>> start Record list

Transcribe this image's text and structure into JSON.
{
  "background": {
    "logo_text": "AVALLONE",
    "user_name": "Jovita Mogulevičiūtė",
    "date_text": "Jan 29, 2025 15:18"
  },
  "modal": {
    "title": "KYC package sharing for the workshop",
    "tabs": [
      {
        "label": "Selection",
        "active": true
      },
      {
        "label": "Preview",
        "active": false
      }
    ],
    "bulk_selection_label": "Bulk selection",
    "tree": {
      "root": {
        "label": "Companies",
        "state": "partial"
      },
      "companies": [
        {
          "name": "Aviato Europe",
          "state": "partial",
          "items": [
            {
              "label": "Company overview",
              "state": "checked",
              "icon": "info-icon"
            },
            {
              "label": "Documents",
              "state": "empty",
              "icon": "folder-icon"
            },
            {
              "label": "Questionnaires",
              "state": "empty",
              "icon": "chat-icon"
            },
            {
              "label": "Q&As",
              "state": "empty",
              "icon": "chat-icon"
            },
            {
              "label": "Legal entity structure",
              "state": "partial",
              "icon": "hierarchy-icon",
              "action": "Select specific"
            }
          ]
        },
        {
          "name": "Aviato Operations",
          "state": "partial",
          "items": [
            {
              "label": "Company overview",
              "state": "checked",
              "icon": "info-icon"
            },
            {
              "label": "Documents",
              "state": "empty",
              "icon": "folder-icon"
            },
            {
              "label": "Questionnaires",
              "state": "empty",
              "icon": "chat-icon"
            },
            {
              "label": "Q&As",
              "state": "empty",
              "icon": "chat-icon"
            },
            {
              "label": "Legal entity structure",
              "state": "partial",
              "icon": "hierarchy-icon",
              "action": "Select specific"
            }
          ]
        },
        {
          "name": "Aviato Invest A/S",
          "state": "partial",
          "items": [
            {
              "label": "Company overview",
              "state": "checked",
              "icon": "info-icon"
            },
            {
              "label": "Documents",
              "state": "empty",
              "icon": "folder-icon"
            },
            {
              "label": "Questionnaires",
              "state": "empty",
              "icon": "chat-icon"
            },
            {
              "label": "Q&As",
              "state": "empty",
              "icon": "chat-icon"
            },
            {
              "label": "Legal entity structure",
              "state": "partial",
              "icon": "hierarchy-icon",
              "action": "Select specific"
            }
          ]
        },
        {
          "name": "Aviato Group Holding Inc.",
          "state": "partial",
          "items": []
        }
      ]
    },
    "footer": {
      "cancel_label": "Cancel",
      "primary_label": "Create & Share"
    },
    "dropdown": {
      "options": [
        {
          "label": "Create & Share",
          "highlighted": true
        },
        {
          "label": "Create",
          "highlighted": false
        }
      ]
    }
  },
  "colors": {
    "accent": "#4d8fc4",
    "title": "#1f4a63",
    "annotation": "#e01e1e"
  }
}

>> end Record list

Take the records above and return them exactly as written.

▶ [Right answer]
Transcribe this image's text and structure into JSON.
{
  "background": {
    "logo_text": "AVALLONE",
    "user_name": "Jovita Mogulevičiūtė",
    "date_text": "Jan 29, 2025 15:18"
  },
  "modal": {
    "title": "KYC package sharing for the workshop",
    "tabs": [
      {
        "label": "Selection",
        "active": true
      },
      {
        "label": "Preview",
        "active": false
      }
    ],
    "bulk_selection_label": "Bulk selection",
    "tree": {
      "root": {
        "label": "Companies",
        "state": "partial"
      },
      "companies": [
        {
          "name": "Aviato Europe",
          "state": "partial",
          "items": [
            {
              "label": "Company overview",
              "state": "checked",
              "icon": "info-icon"
            },
            {
              "label": "Documents",
              "state": "empty",
              "icon": "folder-icon"
            },
            {
              "label": "Questionnaires",
              "state": "empty",
              "icon": "chat-icon"
            },
            {
              "label": "Q&As",
              "state": "empty",
              "icon": "chat-icon"
            },
            {
              "label": "Legal entity structure",
              "state": "partial",
              "icon": "hierarchy-icon",
              "action": "Select specific"
            }
          ]
        },
        {
          "name": "Aviato Operations",
          "state": "partial",
          "items": [
            {
              "label": "Company overview",
              "state": "checked",
              "icon": "info-icon"
            },
            {
              "label": "Documents",
              "state": "empty",
              "icon": "folder-icon"
            },
            {
              "label": "Questionnaires",
              "state": "empty",
              "icon": "chat-icon"
            },
            {
              "label": "Q&As",
              "state": "empty",
              "icon": "chat-icon"
            },
            {
              "label": "Legal entity structure",
              "state": "partial",
              "icon": "hierarchy-icon",
              "action": "Select specific"
            }
          ]
        },
        {
          "name": "Aviato Invest A/S",
          "state": "partial",
          "items": [
            {
              "label": "Company overview",
              "state": "checked",
              "icon": "info-icon"
            },
            {
              "label": "Documents",
              "state": "empty",
              "icon": "folder-icon"
            },
            {
              "label": "Questionnaires",
              "state": "empty",
              "icon": "chat-icon"
            },
            {
              "label": "Q&As",
              "state": "empty",
              "icon": "chat-icon"
            },
            {
              "label": "Legal entity structure",
              "state": "partial",
              "icon": "hierarchy-icon",
              "action": "Select specific"
            }
          ]
        },
        {
          "name": "Aviato Group Holding Inc.",
          "state": "partial",
          "items": []
        }
      ]
    },
    "footer": {
      "cancel_label": "Cancel",
      "primary_label": "Create & Share"
    },
    "dropdown": {
      "options": [
        {
          "label": "Create & Share",
          "highlighted": true
        },
        {
          "label": "Create",
          "highlighted": false
        }
      ]
    }
  },
  "colors": {
    "accent": "#4d8fc4",
    "title": "#1f4a63",
    "annotation": "#e01e1e"
  }
}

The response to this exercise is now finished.